- _Task to complete_: Extract the records below word for word and ignore the images.

- _Material to process_:
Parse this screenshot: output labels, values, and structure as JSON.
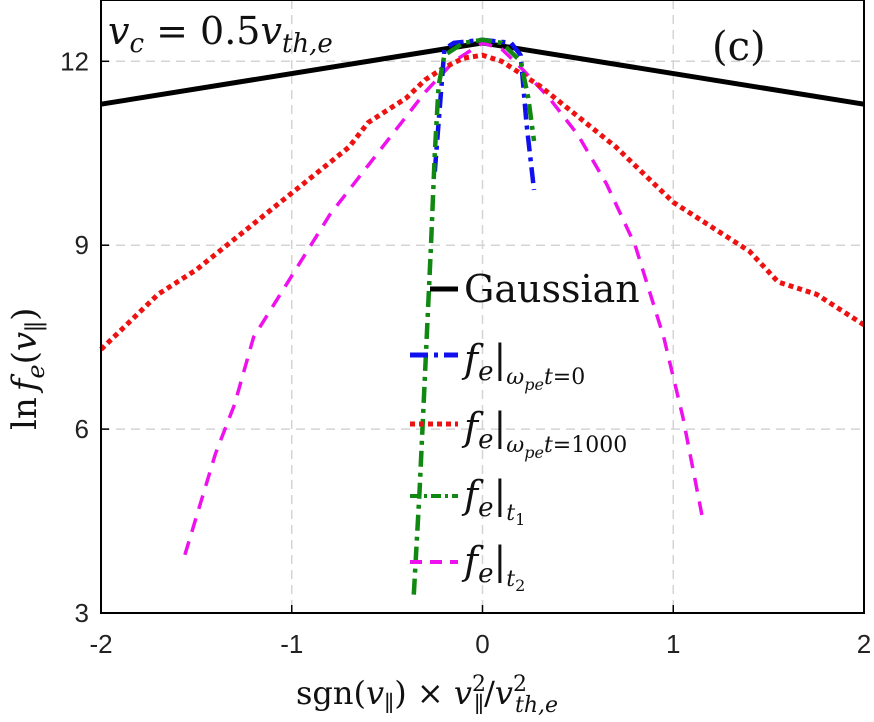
{
  "chart_data": {
    "type": "line",
    "panel_label": "(c)",
    "annotation": "v_c = 0.5 v_th,e",
    "xlabel": "sgn(v_∥) × v_∥^2/v_th,e^2",
    "ylabel": "ln f_e(v_∥)",
    "xlim": [
      -2,
      2
    ],
    "ylim": [
      3,
      13
    ],
    "xticks": [
      -2,
      -1,
      0,
      1,
      2
    ],
    "yticks": [
      3,
      6,
      9,
      12
    ],
    "grid": true,
    "legend_position": "center",
    "series": [
      {
        "name": "Gaussian",
        "color": "#000000",
        "style": "solid",
        "points": [
          [
            -2,
            11.3
          ],
          [
            0,
            12.3
          ],
          [
            2,
            11.3
          ]
        ]
      },
      {
        "name": "f_e|ω_pe t=0",
        "color": "#1010ee",
        "style": "dashdot",
        "points": [
          [
            -0.25,
            10.2
          ],
          [
            -0.23,
            11.0
          ],
          [
            -0.2,
            12.2
          ],
          [
            -0.15,
            12.3
          ],
          [
            0,
            12.35
          ],
          [
            0.15,
            12.3
          ],
          [
            0.2,
            12.1
          ],
          [
            0.23,
            11.0
          ],
          [
            0.27,
            9.9
          ]
        ]
      },
      {
        "name": "f_e|ω_pe t=1000",
        "color": "#ee1111",
        "style": "dotted",
        "points": [
          [
            -2,
            7.3
          ],
          [
            -1.9,
            7.6
          ],
          [
            -1.7,
            8.2
          ],
          [
            -1.5,
            8.6
          ],
          [
            -1.3,
            9.1
          ],
          [
            -1.1,
            9.6
          ],
          [
            -0.9,
            10.1
          ],
          [
            -0.7,
            10.6
          ],
          [
            -0.6,
            11.0
          ],
          [
            -0.5,
            11.2
          ],
          [
            -0.4,
            11.4
          ],
          [
            -0.3,
            11.7
          ],
          [
            -0.2,
            11.9
          ],
          [
            -0.1,
            12.05
          ],
          [
            0,
            12.1
          ],
          [
            0.1,
            12.0
          ],
          [
            0.2,
            11.8
          ],
          [
            0.3,
            11.6
          ],
          [
            0.4,
            11.35
          ],
          [
            0.5,
            11.1
          ],
          [
            0.7,
            10.6
          ],
          [
            0.9,
            10.0
          ],
          [
            1.0,
            9.7
          ],
          [
            1.2,
            9.3
          ],
          [
            1.4,
            8.9
          ],
          [
            1.55,
            8.4
          ],
          [
            1.75,
            8.2
          ],
          [
            1.9,
            7.9
          ],
          [
            2,
            7.7
          ]
        ]
      },
      {
        "name": "f_e|t_1",
        "color": "#118811",
        "style": "dashdot",
        "points": [
          [
            -0.36,
            3.3
          ],
          [
            -0.33,
            5.0
          ],
          [
            -0.3,
            7.0
          ],
          [
            -0.27,
            9.0
          ],
          [
            -0.25,
            10.5
          ],
          [
            -0.23,
            11.6
          ],
          [
            -0.2,
            12.1
          ],
          [
            -0.1,
            12.3
          ],
          [
            0,
            12.35
          ],
          [
            0.1,
            12.3
          ],
          [
            0.2,
            12.0
          ],
          [
            0.24,
            11.4
          ],
          [
            0.27,
            10.7
          ]
        ]
      },
      {
        "name": "f_e|t_2",
        "color": "#ee11ee",
        "style": "dashed",
        "points": [
          [
            -1.56,
            3.95
          ],
          [
            -1.4,
            5.6
          ],
          [
            -1.3,
            6.4
          ],
          [
            -1.2,
            7.5
          ],
          [
            -1.0,
            8.5
          ],
          [
            -0.8,
            9.5
          ],
          [
            -0.6,
            10.3
          ],
          [
            -0.45,
            10.9
          ],
          [
            -0.3,
            11.5
          ],
          [
            -0.15,
            12.0
          ],
          [
            0,
            12.3
          ],
          [
            0.1,
            12.2
          ],
          [
            0.2,
            11.9
          ],
          [
            0.35,
            11.4
          ],
          [
            0.5,
            10.8
          ],
          [
            0.65,
            10.0
          ],
          [
            0.8,
            9.0
          ],
          [
            0.95,
            7.5
          ],
          [
            1.05,
            6.2
          ],
          [
            1.15,
            4.6
          ]
        ]
      }
    ]
  }
}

- _Solution to this exercise_:
Parse this screenshot: output labels, values, and structure as JSON.
{
  "chart_data": {
    "type": "line",
    "panel_label": "(c)",
    "annotation": "v_c = 0.5 v_th,e",
    "xlabel": "sgn(v_∥) × v_∥^2/v_th,e^2",
    "ylabel": "ln f_e(v_∥)",
    "xlim": [
      -2,
      2
    ],
    "ylim": [
      3,
      13
    ],
    "xticks": [
      -2,
      -1,
      0,
      1,
      2
    ],
    "yticks": [
      3,
      6,
      9,
      12
    ],
    "grid": true,
    "legend_position": "center",
    "series": [
      {
        "name": "Gaussian",
        "color": "#000000",
        "style": "solid",
        "points": [
          [
            -2,
            11.3
          ],
          [
            0,
            12.3
          ],
          [
            2,
            11.3
          ]
        ]
      },
      {
        "name": "f_e|ω_pe t=0",
        "color": "#1010ee",
        "style": "dashdot",
        "points": [
          [
            -0.25,
            10.2
          ],
          [
            -0.23,
            11.0
          ],
          [
            -0.2,
            12.2
          ],
          [
            -0.15,
            12.3
          ],
          [
            0,
            12.35
          ],
          [
            0.15,
            12.3
          ],
          [
            0.2,
            12.1
          ],
          [
            0.23,
            11.0
          ],
          [
            0.27,
            9.9
          ]
        ]
      },
      {
        "name": "f_e|ω_pe t=1000",
        "color": "#ee1111",
        "style": "dotted",
        "points": [
          [
            -2,
            7.3
          ],
          [
            -1.9,
            7.6
          ],
          [
            -1.7,
            8.2
          ],
          [
            -1.5,
            8.6
          ],
          [
            -1.3,
            9.1
          ],
          [
            -1.1,
            9.6
          ],
          [
            -0.9,
            10.1
          ],
          [
            -0.7,
            10.6
          ],
          [
            -0.6,
            11.0
          ],
          [
            -0.5,
            11.2
          ],
          [
            -0.4,
            11.4
          ],
          [
            -0.3,
            11.7
          ],
          [
            -0.2,
            11.9
          ],
          [
            -0.1,
            12.05
          ],
          [
            0,
            12.1
          ],
          [
            0.1,
            12.0
          ],
          [
            0.2,
            11.8
          ],
          [
            0.3,
            11.6
          ],
          [
            0.4,
            11.35
          ],
          [
            0.5,
            11.1
          ],
          [
            0.7,
            10.6
          ],
          [
            0.9,
            10.0
          ],
          [
            1.0,
            9.7
          ],
          [
            1.2,
            9.3
          ],
          [
            1.4,
            8.9
          ],
          [
            1.55,
            8.4
          ],
          [
            1.75,
            8.2
          ],
          [
            1.9,
            7.9
          ],
          [
            2,
            7.7
          ]
        ]
      },
      {
        "name": "f_e|t_1",
        "color": "#118811",
        "style": "dashdot",
        "points": [
          [
            -0.36,
            3.3
          ],
          [
            -0.33,
            5.0
          ],
          [
            -0.3,
            7.0
          ],
          [
            -0.27,
            9.0
          ],
          [
            -0.25,
            10.5
          ],
          [
            -0.23,
            11.6
          ],
          [
            -0.2,
            12.1
          ],
          [
            -0.1,
            12.3
          ],
          [
            0,
            12.35
          ],
          [
            0.1,
            12.3
          ],
          [
            0.2,
            12.0
          ],
          [
            0.24,
            11.4
          ],
          [
            0.27,
            10.7
          ]
        ]
      },
      {
        "name": "f_e|t_2",
        "color": "#ee11ee",
        "style": "dashed",
        "points": [
          [
            -1.56,
            3.95
          ],
          [
            -1.4,
            5.6
          ],
          [
            -1.3,
            6.4
          ],
          [
            -1.2,
            7.5
          ],
          [
            -1.0,
            8.5
          ],
          [
            -0.8,
            9.5
          ],
          [
            -0.6,
            10.3
          ],
          [
            -0.45,
            10.9
          ],
          [
            -0.3,
            11.5
          ],
          [
            -0.15,
            12.0
          ],
          [
            0,
            12.3
          ],
          [
            0.1,
            12.2
          ],
          [
            0.2,
            11.9
          ],
          [
            0.35,
            11.4
          ],
          [
            0.5,
            10.8
          ],
          [
            0.65,
            10.0
          ],
          [
            0.8,
            9.0
          ],
          [
            0.95,
            7.5
          ],
          [
            1.05,
            6.2
          ],
          [
            1.15,
            4.6
          ]
        ]
      }
    ]
  }
}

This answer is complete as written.